- Set problem
Reproduce all of the data below without alteration; exclude every picture.

------ Items ------

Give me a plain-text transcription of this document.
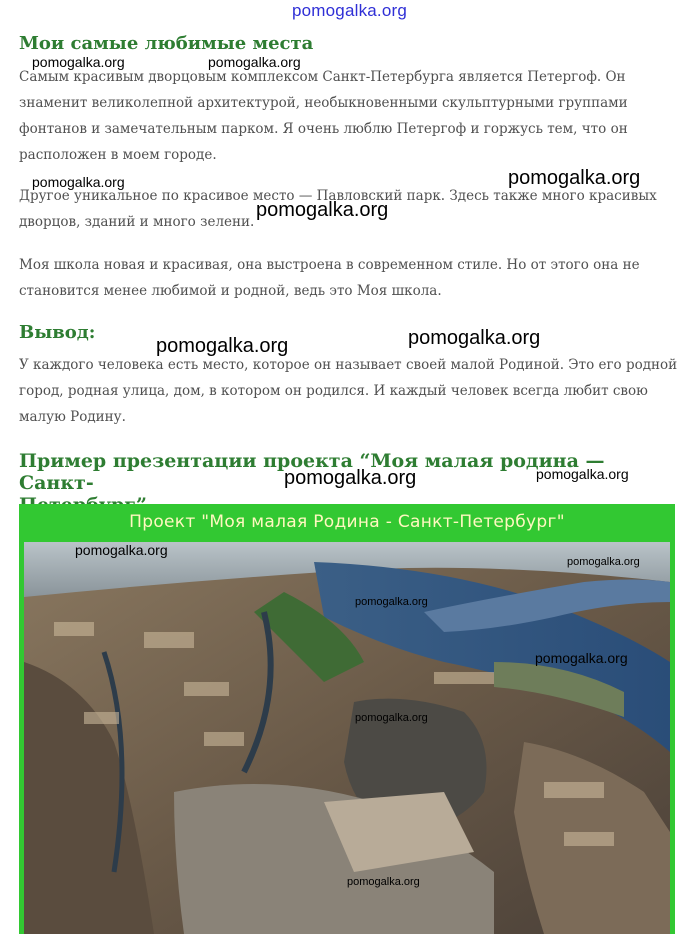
pomogalka.org
Мои самые любимые места

Самым красивым дворцовым комплексом Санкт-Петербурга является Петергоф. Он
знаменит великолепной архитектурой, необыкновенными скульптурными группами
фонтанов и замечательным парком. Я очень люблю Петергоф и горжусь тем, что он
расположен в моем городе.

Другое уникальное по красивое место — Павловский парк. Здесь также много красивых
дворцов, зданий и много зелени.

Моя школа новая и красивая, она выстроена в современном стиле. Но от этого она не
становится менее любимой и родной, ведь это Моя школа.

Вывод:

У каждого человека есть место, которое он называет своей малой Родиной. Это его родной
город, родная улица, дом, в котором он родился. И каждый человек всегда любит свою
малую Родину.

Пример презентации проекта “Моя малая родина — Санкт-

Проект "Моя малая Родина - Санкт-Петербург"
pomogalka.org
pomogalka.org
pomogalka.org
pomogalka.org
pomogalka.org
pomogalka.org
pomogalka.org	pomogalka.org
pomogalka.org	pomogalka.org
pomogalka.org
pomogalka.org
pomogalka.org
pomogalka.org	pomogalka.org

------

- The reply
Give me a plain-text transcription of this document.
pomogalka.org
Мои самые любимые места

Самым красивым дворцовым комплексом Санкт-Петербурга является Петергоф. Он
знаменит великолепной архитектурой, необыкновенными скульптурными группами
фонтанов и замечательным парком. Я очень люблю Петергоф и горжусь тем, что он
расположен в моем городе.

Другое уникальное по красивое место — Павловский парк. Здесь также много красивых
дворцов, зданий и много зелени.

Моя школа новая и красивая, она выстроена в современном стиле. Но от этого она не
становится менее любимой и родной, ведь это Моя школа.

Вывод:

У каждого человека есть место, которое он называет своей малой Родиной. Это его родной
город, родная улица, дом, в котором он родился. И каждый человек всегда любит свою
малую Родину.

Пример презентации проекта “Моя малая родина — Санкт-

Проект "Моя малая Родина - Санкт-Петербург"
pomogalka.org
pomogalka.org
pomogalka.org
pomogalka.org
pomogalka.org
pomogalka.org
pomogalka.org	pomogalka.org
pomogalka.org	pomogalka.org
pomogalka.org
pomogalka.org
pomogalka.org
pomogalka.org	pomogalka.org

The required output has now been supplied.